**RECORD SET**
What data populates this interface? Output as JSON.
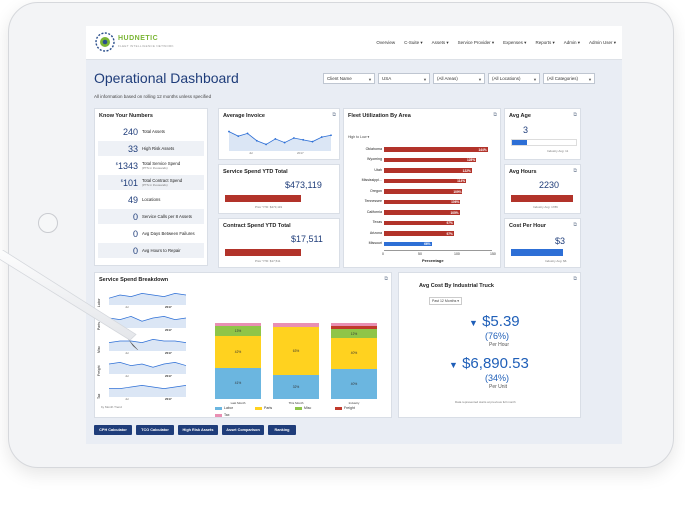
{
  "nav": {
    "logo_text": "HUDNETIC",
    "logo_sub": "FLEET INTELLIGENCE NETWORK",
    "items": [
      "Overview",
      "C-Suite ▾",
      "Assets ▾",
      "Service Provider ▾",
      "Expenses ▾",
      "Reports ▾",
      "Admin ▾",
      "Admin User ▾"
    ]
  },
  "header": {
    "title": "Operational Dashboard",
    "subtitle": "All information based on rolling 12 months unless specified"
  },
  "filters": [
    {
      "value": "Client Name",
      "width": 52
    },
    {
      "value": "USA",
      "width": 52
    },
    {
      "value": "(All Areas)",
      "width": 52
    },
    {
      "value": "(All Locations)",
      "width": 52
    },
    {
      "value": "(All Categories)",
      "width": 52
    }
  ],
  "know_your_numbers": {
    "title": "Know Your Numbers",
    "rows": [
      {
        "value": "240",
        "label": "Total Assets",
        "note": ""
      },
      {
        "value": "33",
        "label": "High Risk Assets",
        "note": ""
      },
      {
        "value": "1343",
        "prefix": "$",
        "label": "Total Service Spend",
        "note": "(PTS in thousands)"
      },
      {
        "value": "101",
        "prefix": "$",
        "label": "Total Contract Spend",
        "note": "(PTS in thousands)"
      },
      {
        "value": "49",
        "label": "Locations",
        "note": ""
      },
      {
        "value": "0",
        "label": "Service Calls per 8 Assets",
        "note": ""
      },
      {
        "value": "0",
        "label": "Avg Days Between Failures",
        "note": ""
      },
      {
        "value": "0",
        "label": "Avg Hours to Repair",
        "note": ""
      }
    ]
  },
  "average_invoice": {
    "title": "Average Invoice",
    "x_labels": [
      "Jul",
      "2017"
    ],
    "values": [
      6,
      5.5,
      5.8,
      5,
      4.6,
      5.2,
      4.8,
      5.3,
      5.1,
      4.9,
      5.4,
      5.6
    ]
  },
  "service_spend_ytd": {
    "title": "Service Spend YTD Total",
    "value": "$473,119",
    "note": "Prior YTD: $473,119",
    "fill": 0.7
  },
  "contract_spend_ytd": {
    "title": "Contract Spend YTD Total",
    "value": "$17,511",
    "note": "Prior YTD: $17,511",
    "fill": 0.7
  },
  "fleet_utilization": {
    "title": "Fleet Utilization By Area",
    "sort": "High to Low ▾",
    "xlabel": "Percentage",
    "ticks": [
      "0",
      "50",
      "100",
      "150"
    ],
    "max": 150,
    "bars": [
      {
        "label": "Oklahoma",
        "value": 144,
        "text": "144%"
      },
      {
        "label": "Wyoming",
        "value": 128,
        "text": "128%"
      },
      {
        "label": "Utah",
        "value": 122,
        "text": "122%"
      },
      {
        "label": "Mississippi...",
        "value": 114,
        "text": "114%"
      },
      {
        "label": "Oregon",
        "value": 109,
        "text": "109%"
      },
      {
        "label": "Tennessee",
        "value": 106,
        "text": "106%"
      },
      {
        "label": "California",
        "value": 105,
        "text": "105%"
      },
      {
        "label": "Texas",
        "value": 97,
        "text": "97%"
      },
      {
        "label": "Arizona",
        "value": 97,
        "text": "97%"
      },
      {
        "label": "Missouri",
        "value": 66,
        "text": "66%",
        "highlight": true
      }
    ]
  },
  "avg_age": {
    "title": "Avg Age",
    "value": "3",
    "note": "Industry Avg: 11"
  },
  "avg_hours": {
    "title": "Avg Hours",
    "value": "2230",
    "note": "Industry Avg: 1786"
  },
  "cost_per_hour": {
    "title": "Cost Per Hour",
    "value": "$3",
    "note": "Industry Avg: $6"
  },
  "service_spend_breakdown": {
    "title": "Service Spend Breakdown",
    "sparks": [
      {
        "label": "Labor",
        "year": "2017"
      },
      {
        "label": "Parts",
        "year": "2017"
      },
      {
        "label": "Misc",
        "year": "2017"
      },
      {
        "label": "Freight",
        "year": "2017"
      },
      {
        "label": "Tax",
        "year": "2017"
      }
    ],
    "spark_x_label": "Jul",
    "footer": "by Month Trend",
    "columns": [
      {
        "label": "Last Month",
        "segments": [
          41,
          42,
          13,
          0,
          4
        ],
        "texts": [
          "41%",
          "42%",
          "13%",
          "",
          ""
        ]
      },
      {
        "label": "This Month",
        "segments": [
          32,
          63,
          0,
          0,
          5
        ],
        "texts": [
          "32%",
          "63%",
          "",
          "",
          ""
        ]
      },
      {
        "label": "Industry",
        "segments": [
          40,
          40,
          12,
          4,
          4
        ],
        "texts": [
          "40%",
          "40%",
          "12%",
          "",
          ""
        ]
      }
    ],
    "legend": [
      "Labor",
      "Parts",
      "Misc",
      "Freight",
      "Tax"
    ],
    "colors": [
      "#6bb6e0",
      "#ffd21f",
      "#8fc548",
      "#c0392b",
      "#e98fb3"
    ]
  },
  "avg_cost_truck": {
    "title": "Avg Cost By Industrial Truck",
    "period": "Past 12 Months ▾",
    "hour_value": "$5.39",
    "hour_pct": "(76%)",
    "hour_unit": "Per Hour",
    "unit_value": "$6,890.53",
    "unit_pct": "(34%)",
    "unit_unit": "Per Unit",
    "note": "Data represented starts at previous full month"
  },
  "buttons": [
    "CPH Calculator",
    "TCO Calculator",
    "High Risk Assets",
    "Asset Comparison",
    "Ranking"
  ]
}
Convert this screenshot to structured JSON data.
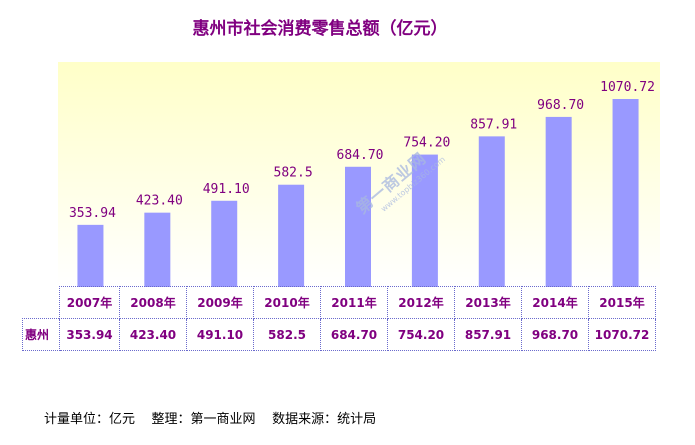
{
  "chart_data": {
    "type": "bar",
    "title": "惠州市社会消费零售总额（亿元）",
    "categories": [
      "2007年",
      "2008年",
      "2009年",
      "2010年",
      "2011年",
      "2012年",
      "2013年",
      "2014年",
      "2015年"
    ],
    "series": [
      {
        "name": "惠州",
        "values": [
          353.94,
          423.4,
          491.1,
          582.5,
          684.7,
          754.2,
          857.91,
          968.7,
          1070.72
        ],
        "labels": [
          "353.94",
          "423.40",
          "491.10",
          "582.5",
          "684.70",
          "754.20",
          "857.91",
          "968.70",
          "1070.72"
        ],
        "table_labels": [
          "353.94",
          "423.40",
          "491.10",
          "582.5",
          "684.70",
          "754.20",
          "857.91",
          "968.70",
          "1070.72"
        ]
      }
    ],
    "ylim": [
      0,
      1200
    ],
    "grid": false,
    "legend": "none",
    "colors": {
      "bar": "#9999ff",
      "text": "#800080",
      "plot_gradient_top": "#ffffc8",
      "plot_gradient_bottom": "#ffffff"
    }
  },
  "footer": {
    "unit": "计量单位：亿元",
    "compiled_by": "整理：第一商业网",
    "source": "数据来源：统计局"
  },
  "watermark": {
    "main": "第一商业网",
    "sub": "www.topbiz360.com"
  }
}
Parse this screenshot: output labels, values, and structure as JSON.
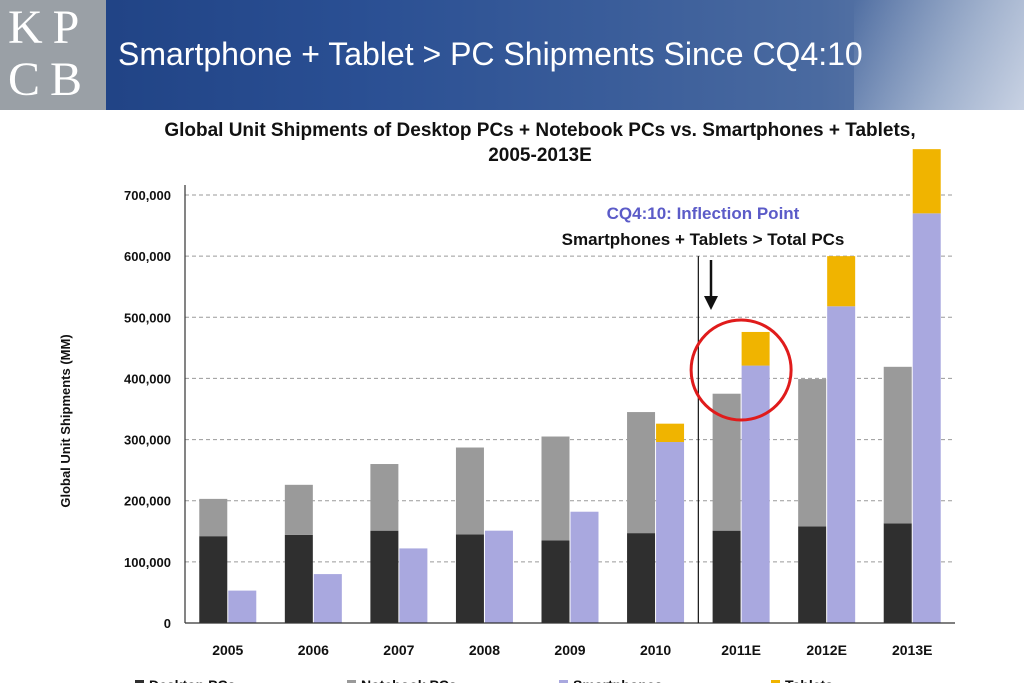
{
  "header": {
    "logo_line1": "KP",
    "logo_line2": "CB",
    "title": "Smartphone + Tablet > PC Shipments Since CQ4:10",
    "background_color": "#2a4f93"
  },
  "chart_data": {
    "type": "bar",
    "title_line1": "Global Unit Shipments of Desktop PCs + Notebook PCs vs. Smartphones + Tablets,",
    "title_line2": "2005-2013E",
    "ylabel": "Global Unit Shipments (MM)",
    "xlabel": "",
    "ylim": [
      0,
      700000
    ],
    "yticks": [
      "0",
      "100,000",
      "200,000",
      "300,000",
      "400,000",
      "500,000",
      "600,000",
      "700,000"
    ],
    "grid": true,
    "categories": [
      "2005",
      "2006",
      "2007",
      "2008",
      "2009",
      "2010",
      "2011E",
      "2012E",
      "2013E"
    ],
    "series": [
      {
        "name": "Desktop PCs",
        "stack": "PCs",
        "color": "#2f2f2f",
        "values": [
          142000,
          144000,
          151000,
          145000,
          135000,
          147000,
          151000,
          158000,
          163000
        ]
      },
      {
        "name": "Notebook PCs",
        "stack": "PCs",
        "color": "#9a9a9a",
        "values": [
          61000,
          82000,
          109000,
          142000,
          170000,
          198000,
          224000,
          241000,
          256000
        ]
      },
      {
        "name": "Smartphones",
        "stack": "Mobile",
        "color": "#a9a8df",
        "values": [
          53000,
          80000,
          122000,
          151000,
          182000,
          296000,
          421000,
          518000,
          670000
        ]
      },
      {
        "name": "Tablets",
        "stack": "Mobile",
        "color": "#f0b400",
        "values": [
          0,
          0,
          0,
          0,
          0,
          30000,
          55000,
          82000,
          105000
        ]
      }
    ],
    "legend": {
      "placement": "bottom"
    },
    "annotation": {
      "line1": "CQ4:10: Inflection Point",
      "line1_color": "#5b5bc8",
      "line2": "Smartphones + Tablets > Total PCs",
      "highlight_category": "2011E",
      "highlight_color": "#e01b1b"
    }
  }
}
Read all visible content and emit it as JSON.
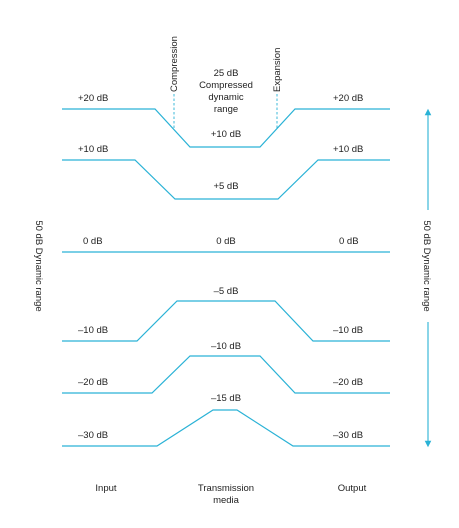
{
  "colors": {
    "trace": "#2ab2d6",
    "guide": "#2ab2d6",
    "text": "#222222"
  },
  "annotations": {
    "compression": "Compression",
    "expansion": "Expansion",
    "compressed_range": [
      "25 dB",
      "Compressed",
      "dynamic",
      "range"
    ]
  },
  "levels": [
    {
      "input": "+20 dB",
      "media": "+10 dB",
      "output": "+20 dB"
    },
    {
      "input": "+10 dB",
      "media": "+5 dB",
      "output": "+10 dB"
    },
    {
      "input": "0 dB",
      "media": "0 dB",
      "output": "0 dB"
    },
    {
      "input": "–10 dB",
      "media": "–5 dB",
      "output": "–10 dB"
    },
    {
      "input": "–20 dB",
      "media": "–10 dB",
      "output": "–20 dB"
    },
    {
      "input": "–30 dB",
      "media": "–15 dB",
      "output": "–30 dB"
    }
  ],
  "side_labels": {
    "left": "50 dB Dynamic range",
    "right": "50 dB Dynamic range"
  },
  "columns": {
    "input": "Input",
    "media": [
      "Transmission",
      "media"
    ],
    "output": "Output"
  }
}
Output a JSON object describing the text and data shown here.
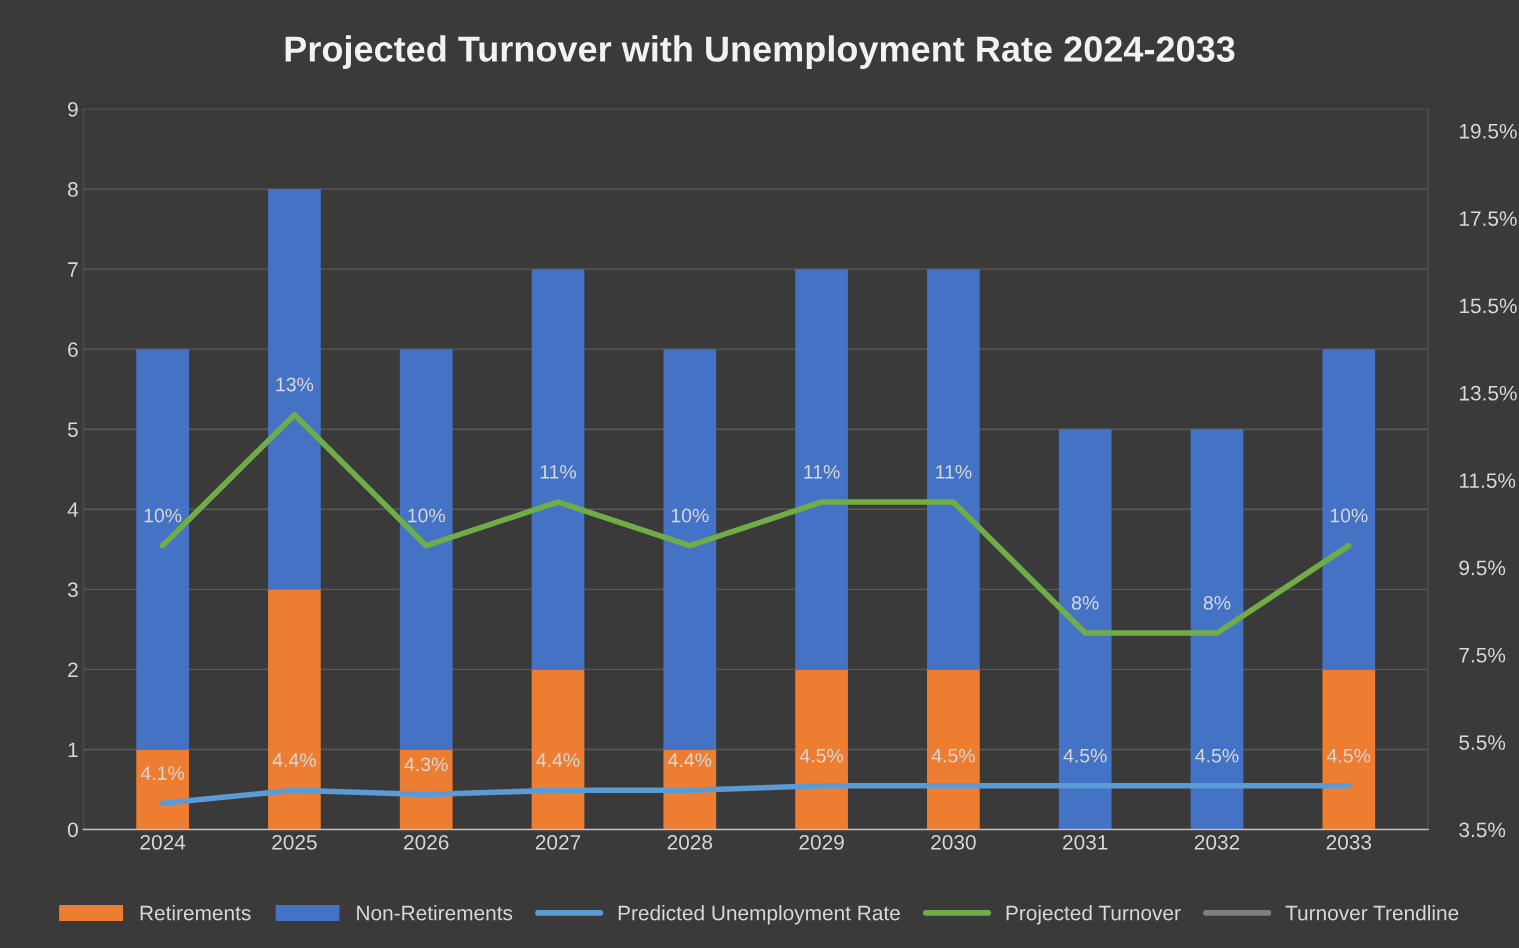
{
  "chart_data": {
    "type": "bar",
    "stacked": true,
    "title": "Projected Turnover with Unemployment Rate 2024-2033",
    "categories": [
      "2024",
      "2025",
      "2026",
      "2027",
      "2028",
      "2029",
      "2030",
      "2031",
      "2032",
      "2033"
    ],
    "series": [
      {
        "name": "Retirements",
        "color": "#ed7d31",
        "values": [
          1,
          3,
          1,
          2,
          1,
          2,
          2,
          0,
          0,
          2
        ]
      },
      {
        "name": "Non-Retirements",
        "color": "#4472c4",
        "values": [
          5,
          5,
          5,
          5,
          5,
          5,
          5,
          5,
          5,
          4
        ]
      },
      {
        "name": "Predicted Unemployment Rate",
        "type": "line",
        "axis": "y2",
        "color": "#5b9bd5",
        "values": [
          4.1,
          4.4,
          4.3,
          4.4,
          4.4,
          4.5,
          4.5,
          4.5,
          4.5,
          4.5
        ],
        "value_labels": [
          "4.1%",
          "4.4%",
          "4.3%",
          "4.4%",
          "4.4%",
          "4.5%",
          "4.5%",
          "4.5%",
          "4.5%",
          "4.5%"
        ]
      },
      {
        "name": "Projected Turnover",
        "type": "line",
        "axis": "y2",
        "color": "#70ad47",
        "values": [
          10,
          13,
          10,
          11,
          10,
          11,
          11,
          8,
          8,
          10
        ],
        "value_labels": [
          "10%",
          "13%",
          "10%",
          "11%",
          "10%",
          "11%",
          "11%",
          "8%",
          "8%",
          "10%"
        ]
      },
      {
        "name": "Turnover Trendline",
        "type": "line",
        "axis": "y2",
        "color": "#7f7f7f",
        "values": [
          null,
          null,
          null,
          null,
          null,
          null,
          null,
          null,
          null,
          null
        ]
      }
    ],
    "ylim": [
      0,
      9
    ],
    "yticks": [
      0,
      1,
      2,
      3,
      4,
      5,
      6,
      7,
      8,
      9
    ],
    "y2lim": [
      3.5,
      20
    ],
    "y2ticks": [
      {
        "value": 3.5,
        "label": "3.5%"
      },
      {
        "value": 5.5,
        "label": "5.5%"
      },
      {
        "value": 7.5,
        "label": "7.5%"
      },
      {
        "value": 9.5,
        "label": "9.5%"
      },
      {
        "value": 11.5,
        "label": "11.5%"
      },
      {
        "value": 13.5,
        "label": "13.5%"
      },
      {
        "value": 15.5,
        "label": "15.5%"
      },
      {
        "value": 17.5,
        "label": "17.5%"
      },
      {
        "value": 19.5,
        "label": "19.5%"
      }
    ],
    "grid": "y",
    "legend": "bottom"
  }
}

**WORK TO COMPLETE**
In the entries above, locate every line with the word "screenshot" and copy it.

**EXPECTED ANSWER**
Convert this screenshot to structured JSON data.
Parse this screenshot: output labels, values, and structure as JSON.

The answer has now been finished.